▸ **Task statement**
Copy whichever lines contain the string "儲存庫管理".

▸ **Data shown**

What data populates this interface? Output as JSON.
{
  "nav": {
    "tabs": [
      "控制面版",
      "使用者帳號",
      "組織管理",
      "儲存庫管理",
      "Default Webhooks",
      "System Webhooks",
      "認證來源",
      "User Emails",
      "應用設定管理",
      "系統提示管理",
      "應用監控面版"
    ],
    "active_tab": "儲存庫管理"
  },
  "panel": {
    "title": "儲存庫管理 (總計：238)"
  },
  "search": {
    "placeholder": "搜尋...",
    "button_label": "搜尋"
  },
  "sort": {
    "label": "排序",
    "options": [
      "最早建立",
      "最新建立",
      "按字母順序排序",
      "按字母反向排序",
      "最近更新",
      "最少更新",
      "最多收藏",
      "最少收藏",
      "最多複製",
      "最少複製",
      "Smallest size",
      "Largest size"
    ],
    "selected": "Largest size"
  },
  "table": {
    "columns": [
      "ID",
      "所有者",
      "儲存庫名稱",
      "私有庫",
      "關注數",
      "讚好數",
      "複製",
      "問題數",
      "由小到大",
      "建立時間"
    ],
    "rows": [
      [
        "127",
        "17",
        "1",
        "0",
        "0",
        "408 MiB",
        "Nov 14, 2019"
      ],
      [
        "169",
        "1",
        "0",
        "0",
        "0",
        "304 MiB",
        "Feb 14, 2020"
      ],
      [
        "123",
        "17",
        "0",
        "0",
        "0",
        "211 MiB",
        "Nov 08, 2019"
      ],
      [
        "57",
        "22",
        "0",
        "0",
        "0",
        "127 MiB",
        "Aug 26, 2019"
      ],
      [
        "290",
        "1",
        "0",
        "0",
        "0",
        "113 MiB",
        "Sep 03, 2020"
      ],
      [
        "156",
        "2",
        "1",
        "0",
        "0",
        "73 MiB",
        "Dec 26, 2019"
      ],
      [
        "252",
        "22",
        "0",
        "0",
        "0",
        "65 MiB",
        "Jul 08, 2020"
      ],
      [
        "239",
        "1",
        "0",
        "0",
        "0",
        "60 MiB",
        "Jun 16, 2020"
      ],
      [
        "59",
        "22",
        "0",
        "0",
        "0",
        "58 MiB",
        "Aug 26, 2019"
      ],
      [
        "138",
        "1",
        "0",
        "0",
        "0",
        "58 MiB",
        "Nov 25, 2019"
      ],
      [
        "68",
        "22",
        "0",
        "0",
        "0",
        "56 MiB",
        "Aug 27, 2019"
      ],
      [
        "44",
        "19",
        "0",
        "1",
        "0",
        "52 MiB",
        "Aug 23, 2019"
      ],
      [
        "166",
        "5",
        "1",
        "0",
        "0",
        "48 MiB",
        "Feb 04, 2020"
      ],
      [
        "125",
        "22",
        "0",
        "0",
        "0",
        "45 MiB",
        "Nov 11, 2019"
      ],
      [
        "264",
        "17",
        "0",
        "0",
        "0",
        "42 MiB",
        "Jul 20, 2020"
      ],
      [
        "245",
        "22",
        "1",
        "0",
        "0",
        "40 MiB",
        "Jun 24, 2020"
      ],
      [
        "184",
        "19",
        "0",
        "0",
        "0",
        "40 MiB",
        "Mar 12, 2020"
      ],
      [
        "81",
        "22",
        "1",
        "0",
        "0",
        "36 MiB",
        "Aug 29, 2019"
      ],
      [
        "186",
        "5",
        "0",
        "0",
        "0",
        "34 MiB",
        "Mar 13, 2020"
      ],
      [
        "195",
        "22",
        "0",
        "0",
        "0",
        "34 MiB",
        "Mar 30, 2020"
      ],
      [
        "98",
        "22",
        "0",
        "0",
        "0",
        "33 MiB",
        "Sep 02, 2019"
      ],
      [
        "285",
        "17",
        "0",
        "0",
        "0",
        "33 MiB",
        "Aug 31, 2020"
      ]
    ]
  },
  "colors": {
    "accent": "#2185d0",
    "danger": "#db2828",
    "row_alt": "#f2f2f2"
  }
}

▸ **Exercise solution**
      "儲存庫管理",
    "active_tab": "儲存庫管理"
    "title": "儲存庫管理 (總計：238)"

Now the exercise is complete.